■ DIRECTIONS FOR THIS TASK ■
Check each line of the listing below for the string "title", and copy the ones that have it.

[Stored data]
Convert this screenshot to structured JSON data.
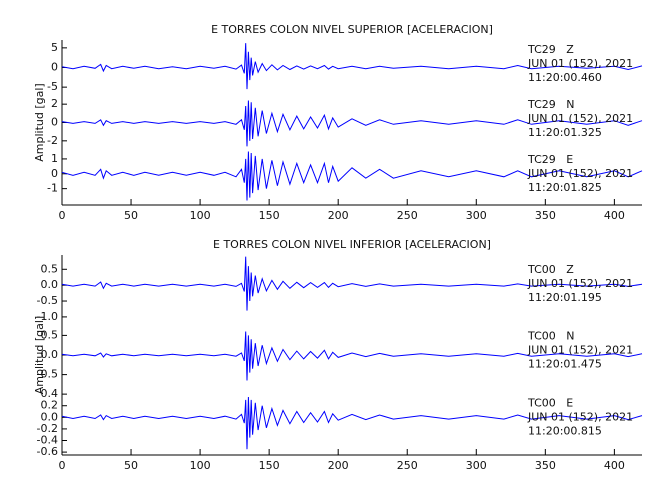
{
  "chart_data": [
    {
      "type": "line",
      "title": "E TORRES COLON NIVEL SUPERIOR [ACELERACION]",
      "ylabel": "Amplitud [gal]",
      "x": [
        0,
        8,
        16,
        24,
        28,
        30,
        32,
        36,
        44,
        52,
        60,
        70,
        80,
        90,
        100,
        110,
        118,
        126,
        130,
        132,
        133,
        134,
        135,
        136,
        137,
        138,
        140,
        142,
        145,
        148,
        152,
        156,
        160,
        165,
        170,
        175,
        180,
        185,
        190,
        193,
        196,
        200,
        210,
        220,
        230,
        240,
        260,
        280,
        300,
        320,
        330,
        340,
        360,
        380,
        400,
        410,
        420
      ],
      "xlim": [
        0,
        420
      ],
      "xticks": [
        0,
        50,
        100,
        150,
        200,
        250,
        300,
        350,
        400
      ],
      "series": [
        {
          "name": "TC29   Z",
          "annotations": [
            "JUN 01 (152), 2021",
            "11:20:00.460"
          ],
          "color": "#0000ff",
          "ylim": [
            -7,
            7
          ],
          "yticks": [
            -5,
            0,
            5
          ],
          "values": [
            0.2,
            -0.3,
            0.3,
            -0.2,
            0.8,
            -0.9,
            0.5,
            -0.3,
            0.3,
            -0.2,
            0.3,
            -0.3,
            0.2,
            -0.3,
            0.3,
            -0.2,
            0.3,
            -0.4,
            0.6,
            -1.5,
            6.2,
            -5.5,
            4.0,
            -3.2,
            2.5,
            -2.0,
            1.5,
            -1.2,
            1.0,
            -0.8,
            0.7,
            -0.6,
            0.5,
            -0.5,
            0.4,
            -0.4,
            0.4,
            -0.3,
            0.5,
            -0.4,
            0.3,
            -0.3,
            0.3,
            -0.3,
            0.3,
            -0.2,
            0.3,
            -0.3,
            0.3,
            -0.3,
            0.5,
            -0.3,
            0.3,
            -0.2,
            0.3,
            -0.5,
            0.4
          ]
        },
        {
          "name": "TC29   N",
          "annotations": [
            "JUN 01 (152), 2021",
            "11:20:01.325"
          ],
          "color": "#0000ff",
          "ylim": [
            -3,
            3
          ],
          "yticks": [
            -2,
            0,
            2
          ],
          "values": [
            0.1,
            -0.1,
            0.1,
            -0.1,
            0.3,
            -0.3,
            0.2,
            -0.1,
            0.1,
            -0.1,
            0.1,
            -0.1,
            0.1,
            -0.1,
            0.1,
            -0.1,
            0.1,
            -0.2,
            0.3,
            -0.8,
            1.8,
            -2.6,
            2.4,
            -2.0,
            2.2,
            -1.8,
            1.6,
            -1.5,
            1.3,
            -1.2,
            1.0,
            -1.0,
            0.9,
            -0.8,
            0.7,
            -0.7,
            0.6,
            -0.6,
            0.8,
            -0.7,
            0.5,
            -0.5,
            0.4,
            -0.3,
            0.3,
            -0.2,
            0.2,
            -0.2,
            0.2,
            -0.2,
            0.3,
            -0.2,
            0.2,
            -0.2,
            0.2,
            -0.3,
            0.2
          ]
        },
        {
          "name": "TC29   E",
          "annotations": [
            "JUN 01 (152), 2021",
            "11:20:01.825"
          ],
          "color": "#0000ff",
          "ylim": [
            -2.1,
            1.6
          ],
          "yticks": [
            -1,
            0,
            1
          ],
          "values": [
            0.1,
            -0.1,
            0.1,
            -0.1,
            0.3,
            -0.3,
            0.2,
            -0.1,
            0.1,
            -0.1,
            0.1,
            -0.1,
            0.1,
            -0.1,
            0.1,
            -0.1,
            0.1,
            -0.2,
            0.3,
            -0.6,
            1.0,
            -1.8,
            1.5,
            -1.6,
            1.4,
            -1.3,
            1.2,
            -1.1,
            1.0,
            -1.0,
            0.9,
            -0.8,
            0.8,
            -0.7,
            0.7,
            -0.6,
            0.6,
            -0.6,
            0.7,
            -0.6,
            0.5,
            -0.5,
            0.4,
            -0.3,
            0.3,
            -0.3,
            0.2,
            -0.2,
            0.2,
            -0.2,
            0.2,
            -0.2,
            0.2,
            -0.2,
            0.2,
            -0.2,
            0.2
          ]
        }
      ]
    },
    {
      "type": "line",
      "title": "E TORRES COLON NIVEL INFERIOR [ACELERACION]",
      "ylabel": "Amplitud [gal]",
      "x": [
        0,
        8,
        16,
        24,
        28,
        30,
        32,
        36,
        44,
        52,
        60,
        70,
        80,
        90,
        100,
        110,
        118,
        126,
        130,
        132,
        133,
        134,
        135,
        136,
        137,
        138,
        140,
        142,
        145,
        148,
        152,
        156,
        160,
        165,
        170,
        175,
        180,
        185,
        190,
        193,
        196,
        200,
        210,
        220,
        230,
        240,
        260,
        280,
        300,
        320,
        330,
        340,
        360,
        380,
        400,
        410,
        420
      ],
      "xlim": [
        0,
        420
      ],
      "xticks": [
        0,
        50,
        100,
        150,
        200,
        250,
        300,
        350,
        400
      ],
      "series": [
        {
          "name": "TC00   Z",
          "annotations": [
            "JUN 01 (152), 2021",
            "11:20:01.195"
          ],
          "color": "#0000ff",
          "ylim": [
            -1.15,
            0.95
          ],
          "yticks": [
            {
              "value": -1,
              "label": "-1.0"
            },
            -0.5,
            {
              "value": 0,
              "label": "0.0"
            },
            0.5
          ],
          "values": [
            0.03,
            -0.03,
            0.03,
            -0.03,
            0.1,
            -0.1,
            0.06,
            -0.03,
            0.03,
            -0.03,
            0.03,
            -0.03,
            0.03,
            -0.03,
            0.03,
            -0.03,
            0.03,
            -0.04,
            0.06,
            -0.2,
            0.9,
            -0.8,
            0.6,
            -0.5,
            0.4,
            -0.35,
            0.3,
            -0.25,
            0.2,
            -0.18,
            0.15,
            -0.13,
            0.12,
            -0.1,
            0.09,
            -0.08,
            0.08,
            -0.07,
            0.08,
            -0.07,
            0.06,
            -0.05,
            0.05,
            -0.04,
            0.04,
            -0.03,
            0.03,
            -0.03,
            0.03,
            -0.03,
            0.04,
            -0.03,
            0.03,
            -0.03,
            0.03,
            -0.04,
            0.03
          ]
        },
        {
          "name": "TC00   N",
          "annotations": [
            "JUN 01 (152), 2021",
            "11:20:01.475"
          ],
          "color": "#0000ff",
          "ylim": [
            -0.85,
            0.85
          ],
          "yticks": [
            -0.5,
            {
              "value": 0,
              "label": "0.0"
            },
            0.5
          ],
          "values": [
            0.02,
            -0.02,
            0.02,
            -0.02,
            0.05,
            -0.05,
            0.03,
            -0.02,
            0.02,
            -0.02,
            0.02,
            -0.02,
            0.02,
            -0.02,
            0.02,
            -0.02,
            0.02,
            -0.03,
            0.05,
            -0.15,
            0.6,
            -0.65,
            0.5,
            -0.45,
            0.4,
            -0.35,
            0.3,
            -0.28,
            0.25,
            -0.22,
            0.18,
            -0.16,
            0.14,
            -0.12,
            0.1,
            -0.1,
            0.09,
            -0.08,
            0.12,
            -0.1,
            0.07,
            -0.06,
            0.05,
            -0.04,
            0.04,
            -0.03,
            0.03,
            -0.03,
            0.03,
            -0.03,
            0.04,
            -0.03,
            0.03,
            -0.03,
            0.03,
            -0.04,
            0.03
          ]
        },
        {
          "name": "TC00   E",
          "annotations": [
            "JUN 01 (152), 2021",
            "11:20:00.815"
          ],
          "color": "#0000ff",
          "ylim": [
            -0.65,
            0.5
          ],
          "yticks": [
            -0.6,
            -0.4,
            -0.2,
            {
              "value": 0,
              "label": "0.0"
            },
            0.2,
            0.4
          ],
          "values": [
            0.02,
            -0.02,
            0.02,
            -0.02,
            0.04,
            -0.04,
            0.03,
            -0.02,
            0.02,
            -0.02,
            0.02,
            -0.02,
            0.02,
            -0.02,
            0.02,
            -0.02,
            0.02,
            -0.03,
            0.05,
            -0.1,
            0.3,
            -0.55,
            0.35,
            -0.35,
            0.3,
            -0.3,
            0.25,
            -0.22,
            0.2,
            -0.18,
            0.15,
            -0.14,
            0.12,
            -0.11,
            0.1,
            -0.09,
            0.08,
            -0.08,
            0.1,
            -0.09,
            0.06,
            -0.05,
            0.05,
            -0.04,
            0.04,
            -0.03,
            0.03,
            -0.03,
            0.03,
            -0.03,
            0.04,
            -0.03,
            0.03,
            -0.03,
            0.03,
            -0.04,
            0.03
          ]
        }
      ]
    }
  ]
}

■ EXERCISE RESULT ■
      "title": "E TORRES COLON NIVEL SUPERIOR [ACELERACION]",
      "title": "E TORRES COLON NIVEL INFERIOR [ACELERACION]",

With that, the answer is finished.